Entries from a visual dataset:

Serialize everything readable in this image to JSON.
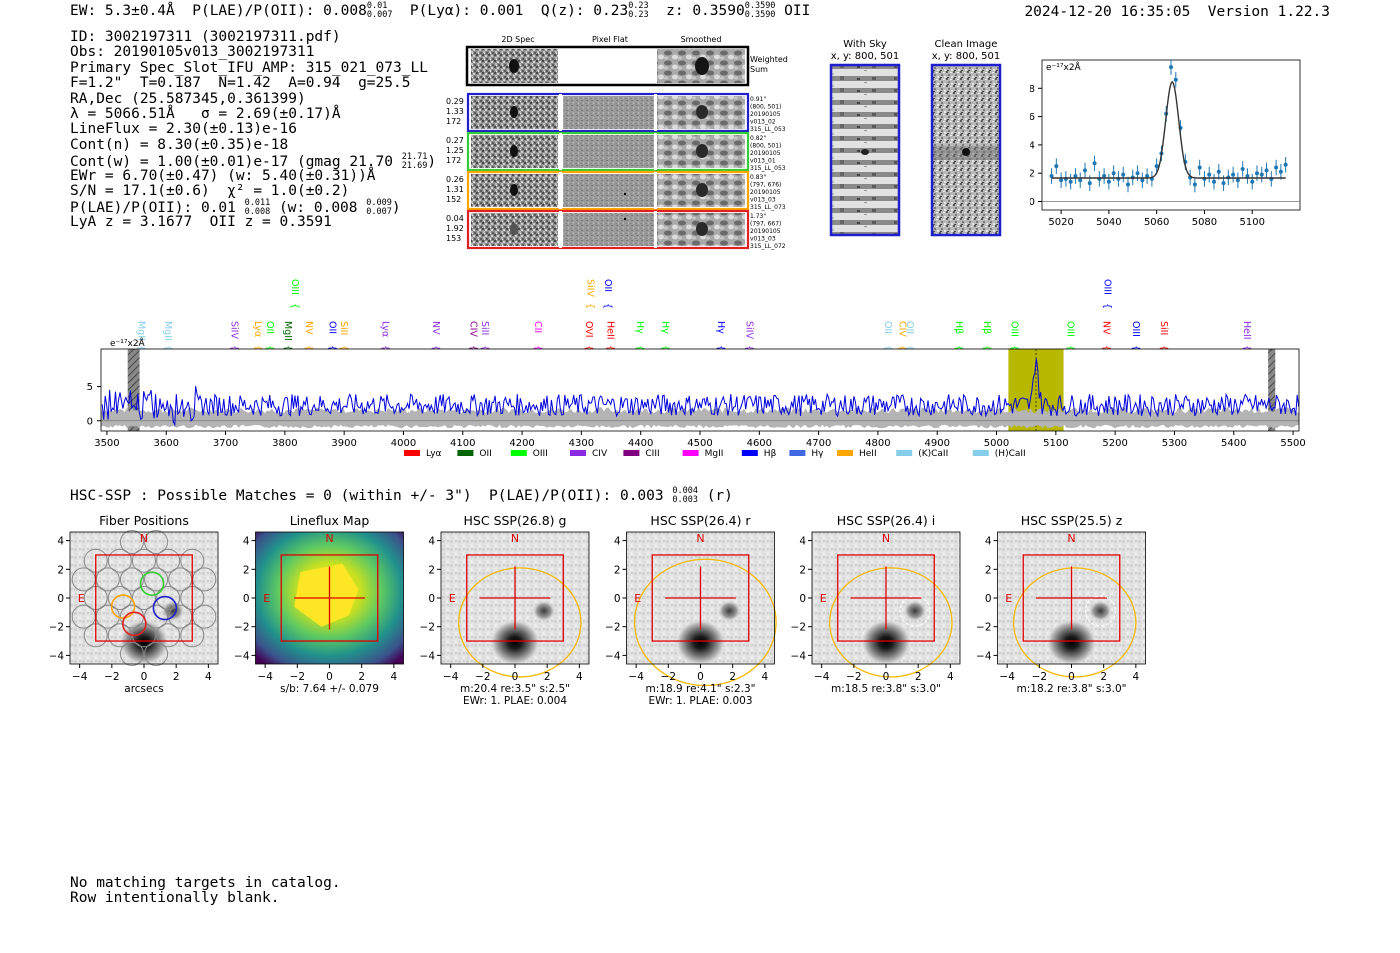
{
  "header": {
    "ew": "EW: 5.3±0.4Å",
    "plae_label": "P(LAE)/P(OII): 0.008",
    "plae_hi": "0.01",
    "plae_lo": "0.007",
    "plya": "P(Lyα): 0.001",
    "qz_label": "Q(z): 0.23",
    "qz_hi": "0.23",
    "qz_lo": "0.23",
    "z_label": "z: 0.3590",
    "z_hi": "0.3590",
    "z_lo": "0.3590",
    "z_class": "OII",
    "timestamp": "2024-12-20 16:35:05",
    "version": "Version 1.22.3"
  },
  "info": {
    "id": "ID: 3002197311 (3002197311.pdf)",
    "obs": "Obs: 20190105v013_3002197311",
    "primary": "Primary Spec_Slot_IFU_AMP: 315_021_073_LL",
    "fwhm": "F=1.2\"  T=0.187  N=1.42  A=0.94  g=25.5",
    "radec": "RA,Dec (25.587345,0.361399)",
    "lambda": "λ = 5066.51Å   σ = 2.69(±0.17)Å",
    "lineflux": "LineFlux = 2.30(±0.13)e-16",
    "contn": "Cont(n) = 8.30(±0.35)e-18",
    "contw_label": "Cont(w) = 1.00(±0.01)e-17 (gmag 21.70",
    "contw_hi": "21.71",
    "contw_lo": "21.69",
    "ewr": "EWr = 6.70(±0.47) (w: 5.40(±0.31))Å",
    "sn": "S/N = 17.1(±0.6)  χ² = 1.0(±0.2)",
    "plae_label": "P(LAE)/P(OII): 0.01",
    "plae_hi": "0.011",
    "plae_lo": "0.008",
    "plae_w_label": "(w: 0.008",
    "plae_w_hi": "0.009",
    "plae_w_lo": "0.007",
    "lya": "LyA z = 3.1677  OII z = 0.3591"
  },
  "cutouts": {
    "col_2d": "2D Spec",
    "col_flat": "Pixel Flat",
    "col_smooth": "Smoothed",
    "weighted": [
      "Weighted",
      "Sum"
    ],
    "rows": [
      {
        "left": [
          "0.29",
          "1.33",
          "172"
        ],
        "right": [
          "0.91\"",
          "(800, 501)",
          "20190105",
          "v013_02",
          "315_LL_053"
        ],
        "color": "#1f1fcc"
      },
      {
        "left": [
          "0.27",
          "1.25",
          "172"
        ],
        "right": [
          "0.82\"",
          "(800, 501)",
          "20190105",
          "v013_01",
          "315_LL_053"
        ],
        "color": "#33cc33"
      },
      {
        "left": [
          "0.26",
          "1.31",
          "152"
        ],
        "right": [
          "0.83\"",
          "(797, 676)",
          "20190105",
          "v013_03",
          "315_LL_073"
        ],
        "color": "#ffa500"
      },
      {
        "left": [
          "0.04",
          "1.92",
          "153"
        ],
        "right": [
          "1.73\"",
          "(797, 667)",
          "20190105",
          "v013_03",
          "315_LL_072"
        ],
        "color": "#e02020"
      }
    ]
  },
  "sky": {
    "with_sky_title": "With Sky",
    "with_sky_coord": "x, y: 800, 501",
    "clean_title": "Clean Image",
    "clean_coord": "x, y: 800, 501"
  },
  "colors": {
    "spectrum": "#0000dd",
    "fit": "#1f77b4",
    "highlight": "#b8b800",
    "panel_box": "#e00000",
    "aperture": "#f5b800"
  },
  "chart_data": [
    {
      "type": "scatter",
      "name": "line-fit",
      "ylabel": "e⁻¹⁷x2Å",
      "xlim": [
        5012,
        5120
      ],
      "ylim": [
        -0.6,
        10
      ],
      "xticks": [
        5020,
        5040,
        5060,
        5080,
        5100
      ],
      "yticks": [
        0,
        2,
        4,
        6,
        8
      ],
      "x": [
        5016,
        5018,
        5020,
        5022,
        5024,
        5026,
        5028,
        5030,
        5032,
        5034,
        5036,
        5038,
        5040,
        5042,
        5044,
        5046,
        5048,
        5050,
        5052,
        5054,
        5056,
        5058,
        5060,
        5062,
        5064,
        5066,
        5068,
        5070,
        5072,
        5074,
        5076,
        5078,
        5080,
        5082,
        5084,
        5086,
        5088,
        5090,
        5092,
        5094,
        5096,
        5098,
        5100,
        5102,
        5104,
        5106,
        5108,
        5110,
        5112,
        5114
      ],
      "y": [
        1.8,
        2.5,
        1.5,
        1.6,
        1.4,
        1.8,
        1.5,
        2.2,
        1.3,
        2.7,
        1.6,
        1.8,
        1.4,
        2.0,
        1.6,
        1.9,
        1.2,
        1.7,
        2.0,
        1.5,
        1.8,
        1.6,
        2.5,
        3.4,
        6.2,
        9.5,
        8.6,
        5.2,
        2.8,
        1.7,
        1.2,
        2.4,
        1.6,
        1.9,
        1.4,
        2.1,
        1.3,
        1.7,
        1.9,
        1.5,
        2.3,
        1.8,
        1.4,
        2.0,
        1.9,
        2.2,
        1.6,
        2.4,
        2.1,
        2.6
      ],
      "fit": {
        "center": 5066.51,
        "sigma": 2.69,
        "continuum": 1.66,
        "amplitude": 6.8
      }
    },
    {
      "type": "line",
      "name": "full-spectrum",
      "ylabel": "e⁻¹⁷x2Å",
      "xlim": [
        3490,
        5510
      ],
      "ylim": [
        -1.5,
        10.5
      ],
      "xticks": [
        3500,
        3600,
        3700,
        3800,
        3900,
        4000,
        4100,
        4200,
        4300,
        4400,
        4500,
        4600,
        4700,
        4800,
        4900,
        5000,
        5100,
        5200,
        5300,
        5400,
        5500
      ],
      "yticks": [
        0,
        5
      ],
      "continuum_level": 2.3,
      "emission_peak": {
        "center": 5066.5,
        "height": 9.5
      },
      "highlight_band": [
        5020,
        5113
      ],
      "hatched_bands": [
        [
          3535,
          3555
        ],
        [
          5458,
          5470
        ]
      ],
      "legend": [
        {
          "label": "Lyα",
          "color": "#ff0000"
        },
        {
          "label": "OII",
          "color": "#006400"
        },
        {
          "label": "OIII",
          "color": "#00ff00"
        },
        {
          "label": "CIV",
          "color": "#8a2be2"
        },
        {
          "label": "CIII",
          "color": "#800080"
        },
        {
          "label": "MgII",
          "color": "#ff00ff"
        },
        {
          "label": "Hβ",
          "color": "#0000ff"
        },
        {
          "label": "Hγ",
          "color": "#4169e1"
        },
        {
          "label": "HeII",
          "color": "#ffa500"
        },
        {
          "label": "(K)CaII",
          "color": "#87ceeb"
        },
        {
          "label": "(H)CaII",
          "color": "#87ceeb"
        }
      ],
      "line_labels": [
        {
          "label": "MgII",
          "x": 3553,
          "row": 1,
          "color": "#87ceeb"
        },
        {
          "label": "MgII",
          "x": 3598,
          "row": 1,
          "color": "#87ceeb"
        },
        {
          "label": "SiIV",
          "x": 3710,
          "row": 1,
          "color": "#8a2be2"
        },
        {
          "label": "Lyα",
          "x": 3750,
          "row": 1,
          "color": "#ffa500"
        },
        {
          "label": "OII",
          "x": 3770,
          "row": 1,
          "color": "#00ff00"
        },
        {
          "label": "MgII",
          "x": 3800,
          "row": 1,
          "color": "#006400"
        },
        {
          "label": "OIII",
          "x": 3812,
          "row": 0,
          "color": "#00ff00"
        },
        {
          "label": "NV",
          "x": 3836,
          "row": 1,
          "color": "#ffa500"
        },
        {
          "label": "OII",
          "x": 3875,
          "row": 1,
          "color": "#0000ff"
        },
        {
          "label": "SiII",
          "x": 3895,
          "row": 1,
          "color": "#ffa500"
        },
        {
          "label": "Lyα",
          "x": 3965,
          "row": 1,
          "color": "#8a2be2"
        },
        {
          "label": "NV",
          "x": 4050,
          "row": 1,
          "color": "#8a2be2"
        },
        {
          "label": "CIV",
          "x": 4113,
          "row": 1,
          "color": "#800080"
        },
        {
          "label": "SiII",
          "x": 4132,
          "row": 1,
          "color": "#8a2be2"
        },
        {
          "label": "CII",
          "x": 4222,
          "row": 1,
          "color": "#ff00ff"
        },
        {
          "label": "SiIV",
          "x": 4310,
          "row": 0,
          "color": "#ffa500"
        },
        {
          "label": "OII",
          "x": 4340,
          "row": 0,
          "color": "#0000ff"
        },
        {
          "label": "OVI",
          "x": 4308,
          "row": 1,
          "color": "#ff0000"
        },
        {
          "label": "HeII",
          "x": 4344,
          "row": 1,
          "color": "#ff0000"
        },
        {
          "label": "Hγ",
          "x": 4394,
          "row": 1,
          "color": "#00ff00"
        },
        {
          "label": "Hγ",
          "x": 4437,
          "row": 1,
          "color": "#00ff00"
        },
        {
          "label": "Hγ",
          "x": 4530,
          "row": 1,
          "color": "#0000ff"
        },
        {
          "label": "SiIV",
          "x": 4578,
          "row": 1,
          "color": "#8a2be2"
        },
        {
          "label": "OII",
          "x": 4812,
          "row": 1,
          "color": "#87ceeb"
        },
        {
          "label": "CIV",
          "x": 4836,
          "row": 1,
          "color": "#ffa500"
        },
        {
          "label": "OII",
          "x": 4849,
          "row": 1,
          "color": "#87ceeb"
        },
        {
          "label": "Hβ",
          "x": 4932,
          "row": 1,
          "color": "#00ff00"
        },
        {
          "label": "Hβ",
          "x": 4979,
          "row": 1,
          "color": "#00ff00"
        },
        {
          "label": "OIII",
          "x": 5025,
          "row": 1,
          "color": "#00ff00"
        },
        {
          "label": "OIII",
          "x": 5120,
          "row": 1,
          "color": "#00ff00"
        },
        {
          "label": "OIII",
          "x": 5182,
          "row": 0,
          "color": "#0000ff"
        },
        {
          "label": "NV",
          "x": 5180,
          "row": 1,
          "color": "#ff0000"
        },
        {
          "label": "OIII",
          "x": 5230,
          "row": 1,
          "color": "#0000ff"
        },
        {
          "label": "SiII",
          "x": 5277,
          "row": 1,
          "color": "#ff0000"
        },
        {
          "label": "HeII",
          "x": 5417,
          "row": 1,
          "color": "#8a2be2"
        }
      ]
    }
  ],
  "hsc": {
    "summary": "HSC-SSP : Possible Matches = 0 (within +/- 3\")  P(LAE)/P(OII): 0.003",
    "summary_hi": "0.004",
    "summary_lo": "0.003",
    "summary_tail": "(r)",
    "axis_ticks_x": [
      "−4",
      "−2",
      "0",
      "2",
      "4"
    ],
    "axis_ticks_y": [
      "4",
      "2",
      "0",
      "−2",
      "−4"
    ],
    "compass_n": "N",
    "compass_e": "E",
    "panels": [
      {
        "title": "Fiber Positions",
        "caption": [
          "arcsecs"
        ],
        "kind": "fibers"
      },
      {
        "title": "Lineflux Map",
        "caption": [
          "s/b: 7.64 +/- 0.079"
        ],
        "kind": "lineflux"
      },
      {
        "title": "HSC SSP(26.8) g",
        "caption": [
          "m:20.4  re:3.5\"  s:2.5\"",
          "EWr: 1. PLAE: 0.004"
        ],
        "kind": "image"
      },
      {
        "title": "HSC SSP(26.4) r",
        "caption": [
          "m:18.9  re:4.1\"  s:2.3\"",
          "EWr: 1. PLAE: 0.003"
        ],
        "kind": "image"
      },
      {
        "title": "HSC SSP(26.4) i",
        "caption": [
          "m:18.5  re:3.8\"  s:3.0\""
        ],
        "kind": "image"
      },
      {
        "title": "HSC SSP(25.5) z",
        "caption": [
          "m:18.2  re:3.8\"  s:3.0\""
        ],
        "kind": "image"
      }
    ]
  },
  "footer": [
    "No matching targets in catalog.",
    "Row intentionally blank."
  ]
}
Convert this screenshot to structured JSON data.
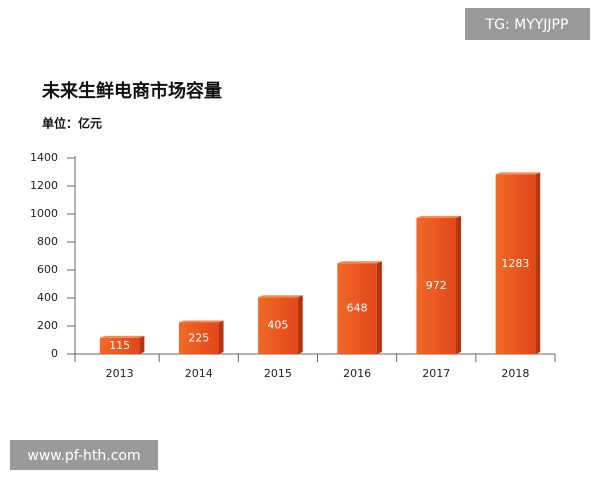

§ **WHAT IS REQUIRED**: Each line above that holds the string "this" should be copied and shown.

§ **SOLUTION TO THE PROBLEM**:
Serialize everything readable in this image to JSON.
Convert this screenshot to structured JSON data.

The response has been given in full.